The tension in Karatani’s rhetoric stems from the fact that it is far from clear how such redirection would occur.

Those who withdraw from the mainstream social order in search of a shelter are not necessarily those who engage in a movement for constructing alternative arenas – the former may well view participation in movements as well as futile. The tension in NAM’s rhetoric points to a deeper difficulty or dilemma in the rhetoric, which seems to revolve around the question whether movements relying on exit rather than voice are really viable.

(TASK TO CARRY OUT) Rewrite the passage on Karatani and NAM, starting at "Those who withdraw" and ending at "are really viable.", with "refuge" in place of "shelter".

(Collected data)

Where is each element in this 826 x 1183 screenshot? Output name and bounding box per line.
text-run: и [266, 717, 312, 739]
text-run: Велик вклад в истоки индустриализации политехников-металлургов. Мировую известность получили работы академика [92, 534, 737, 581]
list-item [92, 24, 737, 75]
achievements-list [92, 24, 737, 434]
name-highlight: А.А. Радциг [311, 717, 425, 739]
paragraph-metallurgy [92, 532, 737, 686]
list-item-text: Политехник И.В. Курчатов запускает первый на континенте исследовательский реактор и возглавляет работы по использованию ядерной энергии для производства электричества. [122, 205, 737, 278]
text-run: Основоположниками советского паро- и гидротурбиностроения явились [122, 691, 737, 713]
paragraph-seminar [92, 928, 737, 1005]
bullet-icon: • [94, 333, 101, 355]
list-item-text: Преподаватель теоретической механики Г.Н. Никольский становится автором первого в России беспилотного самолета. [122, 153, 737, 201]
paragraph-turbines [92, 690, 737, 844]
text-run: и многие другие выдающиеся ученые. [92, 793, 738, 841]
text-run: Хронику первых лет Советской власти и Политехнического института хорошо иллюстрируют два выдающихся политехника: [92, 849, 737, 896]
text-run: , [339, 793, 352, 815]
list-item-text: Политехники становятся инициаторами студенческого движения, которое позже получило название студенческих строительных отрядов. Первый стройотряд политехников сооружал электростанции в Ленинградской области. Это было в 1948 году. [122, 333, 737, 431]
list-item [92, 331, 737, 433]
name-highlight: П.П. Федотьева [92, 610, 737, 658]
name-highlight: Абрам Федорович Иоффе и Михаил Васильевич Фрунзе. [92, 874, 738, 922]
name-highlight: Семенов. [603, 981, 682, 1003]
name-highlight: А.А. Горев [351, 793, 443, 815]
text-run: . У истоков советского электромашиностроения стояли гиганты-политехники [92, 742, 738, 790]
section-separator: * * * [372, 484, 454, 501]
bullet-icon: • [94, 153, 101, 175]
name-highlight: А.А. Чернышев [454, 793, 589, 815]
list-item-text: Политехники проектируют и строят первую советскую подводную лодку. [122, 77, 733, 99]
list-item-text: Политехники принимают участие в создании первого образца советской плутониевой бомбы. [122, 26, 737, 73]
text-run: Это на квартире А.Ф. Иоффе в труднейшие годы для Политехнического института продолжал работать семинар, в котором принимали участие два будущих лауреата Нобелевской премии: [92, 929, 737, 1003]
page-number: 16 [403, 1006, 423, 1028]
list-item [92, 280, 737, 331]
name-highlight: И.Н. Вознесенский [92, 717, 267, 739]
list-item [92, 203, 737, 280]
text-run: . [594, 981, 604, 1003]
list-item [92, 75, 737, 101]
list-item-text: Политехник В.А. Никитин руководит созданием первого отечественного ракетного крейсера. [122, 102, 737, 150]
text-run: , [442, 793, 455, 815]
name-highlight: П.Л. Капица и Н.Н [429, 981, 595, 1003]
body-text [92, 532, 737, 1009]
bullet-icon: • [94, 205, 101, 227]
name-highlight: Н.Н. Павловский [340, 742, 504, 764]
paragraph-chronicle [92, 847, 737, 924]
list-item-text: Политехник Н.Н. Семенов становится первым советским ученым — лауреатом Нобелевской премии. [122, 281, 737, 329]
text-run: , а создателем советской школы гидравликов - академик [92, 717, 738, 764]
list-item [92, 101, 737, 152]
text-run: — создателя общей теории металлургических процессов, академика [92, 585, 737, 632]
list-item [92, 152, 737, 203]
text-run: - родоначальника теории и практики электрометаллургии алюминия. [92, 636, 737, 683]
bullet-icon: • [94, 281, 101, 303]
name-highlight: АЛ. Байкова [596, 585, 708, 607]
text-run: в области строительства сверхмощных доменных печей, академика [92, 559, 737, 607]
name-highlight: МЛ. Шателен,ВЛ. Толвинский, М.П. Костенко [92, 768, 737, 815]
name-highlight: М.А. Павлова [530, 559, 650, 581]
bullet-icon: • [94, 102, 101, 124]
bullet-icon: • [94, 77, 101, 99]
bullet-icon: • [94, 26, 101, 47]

(OUTPUT OF THE EXERCISE)
Those who withdraw from the mainstream social order in search of a refuge are not necessarily those who engage in a movement for constructing alternative arenas – the former may well view participation in movements as well as futile. The tension in NAM’s rhetoric points to a deeper difficulty or dilemma in the rhetoric, which seems to revolve around the question whether movements relying on exit rather than voice are really viable.